◆ **BRIEF**: Copy every line of the following data that includes the string "repeat".

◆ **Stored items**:
=== Section Start ===
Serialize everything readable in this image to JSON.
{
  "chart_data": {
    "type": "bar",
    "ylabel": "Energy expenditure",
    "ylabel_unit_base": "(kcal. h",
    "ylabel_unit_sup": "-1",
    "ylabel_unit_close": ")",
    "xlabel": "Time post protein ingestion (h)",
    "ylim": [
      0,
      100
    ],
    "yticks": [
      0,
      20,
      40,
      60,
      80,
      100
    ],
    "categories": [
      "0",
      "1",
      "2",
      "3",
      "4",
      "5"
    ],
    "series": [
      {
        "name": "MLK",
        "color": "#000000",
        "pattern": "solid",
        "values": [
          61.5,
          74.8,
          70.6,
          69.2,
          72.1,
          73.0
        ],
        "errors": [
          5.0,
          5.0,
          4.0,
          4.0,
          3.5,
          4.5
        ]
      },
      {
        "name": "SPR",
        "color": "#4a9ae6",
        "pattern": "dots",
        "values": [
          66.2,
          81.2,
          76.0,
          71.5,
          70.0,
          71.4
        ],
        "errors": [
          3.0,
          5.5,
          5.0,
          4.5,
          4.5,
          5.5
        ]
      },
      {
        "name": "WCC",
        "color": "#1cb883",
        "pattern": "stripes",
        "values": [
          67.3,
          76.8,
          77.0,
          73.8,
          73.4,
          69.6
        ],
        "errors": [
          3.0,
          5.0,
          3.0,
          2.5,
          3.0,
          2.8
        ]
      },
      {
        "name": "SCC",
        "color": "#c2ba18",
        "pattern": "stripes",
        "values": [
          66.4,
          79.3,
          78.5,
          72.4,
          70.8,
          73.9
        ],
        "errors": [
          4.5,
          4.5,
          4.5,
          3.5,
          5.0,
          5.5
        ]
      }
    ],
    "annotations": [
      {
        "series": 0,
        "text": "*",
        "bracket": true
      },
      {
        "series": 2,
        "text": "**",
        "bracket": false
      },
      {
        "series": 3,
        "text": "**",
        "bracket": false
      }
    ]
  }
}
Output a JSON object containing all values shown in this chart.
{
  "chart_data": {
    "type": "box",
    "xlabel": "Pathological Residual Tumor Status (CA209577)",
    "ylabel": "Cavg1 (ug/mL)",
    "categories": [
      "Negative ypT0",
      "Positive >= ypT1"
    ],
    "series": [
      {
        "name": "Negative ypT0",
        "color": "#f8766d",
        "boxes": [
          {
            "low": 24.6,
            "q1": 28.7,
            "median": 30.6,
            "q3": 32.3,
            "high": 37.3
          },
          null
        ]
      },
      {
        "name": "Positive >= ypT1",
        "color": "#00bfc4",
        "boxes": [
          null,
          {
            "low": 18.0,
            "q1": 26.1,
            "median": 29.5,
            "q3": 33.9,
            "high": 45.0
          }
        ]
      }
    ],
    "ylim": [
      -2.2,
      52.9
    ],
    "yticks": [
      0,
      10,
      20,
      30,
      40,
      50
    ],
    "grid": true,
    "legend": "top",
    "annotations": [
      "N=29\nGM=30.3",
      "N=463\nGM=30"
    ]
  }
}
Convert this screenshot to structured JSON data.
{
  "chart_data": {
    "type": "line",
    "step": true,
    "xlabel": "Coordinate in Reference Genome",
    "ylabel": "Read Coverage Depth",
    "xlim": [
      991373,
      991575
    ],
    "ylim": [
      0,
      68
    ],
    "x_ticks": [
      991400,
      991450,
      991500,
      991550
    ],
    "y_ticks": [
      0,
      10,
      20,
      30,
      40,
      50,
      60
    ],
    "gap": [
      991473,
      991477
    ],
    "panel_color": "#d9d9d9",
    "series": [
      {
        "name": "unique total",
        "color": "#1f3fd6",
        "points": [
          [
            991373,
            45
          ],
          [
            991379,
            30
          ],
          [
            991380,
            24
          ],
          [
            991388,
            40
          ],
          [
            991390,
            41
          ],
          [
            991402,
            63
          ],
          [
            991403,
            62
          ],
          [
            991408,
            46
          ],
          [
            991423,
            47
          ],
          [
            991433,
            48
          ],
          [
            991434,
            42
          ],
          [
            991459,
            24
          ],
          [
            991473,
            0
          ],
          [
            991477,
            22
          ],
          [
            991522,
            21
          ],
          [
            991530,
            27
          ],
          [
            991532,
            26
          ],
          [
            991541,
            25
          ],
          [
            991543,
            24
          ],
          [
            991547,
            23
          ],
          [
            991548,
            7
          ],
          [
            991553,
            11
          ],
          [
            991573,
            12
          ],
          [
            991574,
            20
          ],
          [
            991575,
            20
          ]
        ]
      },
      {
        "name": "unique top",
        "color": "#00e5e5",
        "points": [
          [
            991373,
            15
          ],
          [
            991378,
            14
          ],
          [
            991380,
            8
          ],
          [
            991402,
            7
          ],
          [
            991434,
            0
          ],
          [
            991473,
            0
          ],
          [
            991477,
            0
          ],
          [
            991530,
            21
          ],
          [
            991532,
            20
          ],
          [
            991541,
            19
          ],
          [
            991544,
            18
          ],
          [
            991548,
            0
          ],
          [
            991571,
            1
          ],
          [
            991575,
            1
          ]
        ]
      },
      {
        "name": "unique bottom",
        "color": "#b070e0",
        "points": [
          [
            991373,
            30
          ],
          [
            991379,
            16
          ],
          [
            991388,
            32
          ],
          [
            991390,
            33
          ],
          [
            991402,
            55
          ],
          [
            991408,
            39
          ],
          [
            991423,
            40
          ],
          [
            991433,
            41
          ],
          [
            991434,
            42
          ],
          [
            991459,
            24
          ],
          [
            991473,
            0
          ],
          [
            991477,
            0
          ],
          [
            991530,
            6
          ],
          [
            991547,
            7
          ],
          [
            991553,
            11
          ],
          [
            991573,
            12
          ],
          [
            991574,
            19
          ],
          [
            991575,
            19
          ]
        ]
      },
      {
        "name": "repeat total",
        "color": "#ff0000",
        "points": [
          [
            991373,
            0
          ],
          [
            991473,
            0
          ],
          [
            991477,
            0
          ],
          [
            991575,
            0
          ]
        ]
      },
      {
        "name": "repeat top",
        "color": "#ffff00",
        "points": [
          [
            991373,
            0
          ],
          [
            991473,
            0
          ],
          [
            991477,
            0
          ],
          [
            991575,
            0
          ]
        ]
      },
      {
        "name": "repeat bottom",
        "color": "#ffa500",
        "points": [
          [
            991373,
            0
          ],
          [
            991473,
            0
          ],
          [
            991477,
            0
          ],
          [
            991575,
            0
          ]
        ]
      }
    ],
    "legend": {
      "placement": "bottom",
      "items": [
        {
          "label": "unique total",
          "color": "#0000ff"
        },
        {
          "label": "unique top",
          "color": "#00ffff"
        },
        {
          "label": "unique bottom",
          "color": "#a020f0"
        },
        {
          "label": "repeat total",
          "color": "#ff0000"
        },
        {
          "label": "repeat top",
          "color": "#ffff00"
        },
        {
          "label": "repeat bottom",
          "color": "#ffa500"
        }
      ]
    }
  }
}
=== Section End ===
◆ **ANSWER TO THE EXERCISE**:
        "name": "repeat total",
        "name": "repeat top",
        "name": "repeat bottom",
          "label": "repeat total",
          "label": "repeat top",
          "label": "repeat bottom",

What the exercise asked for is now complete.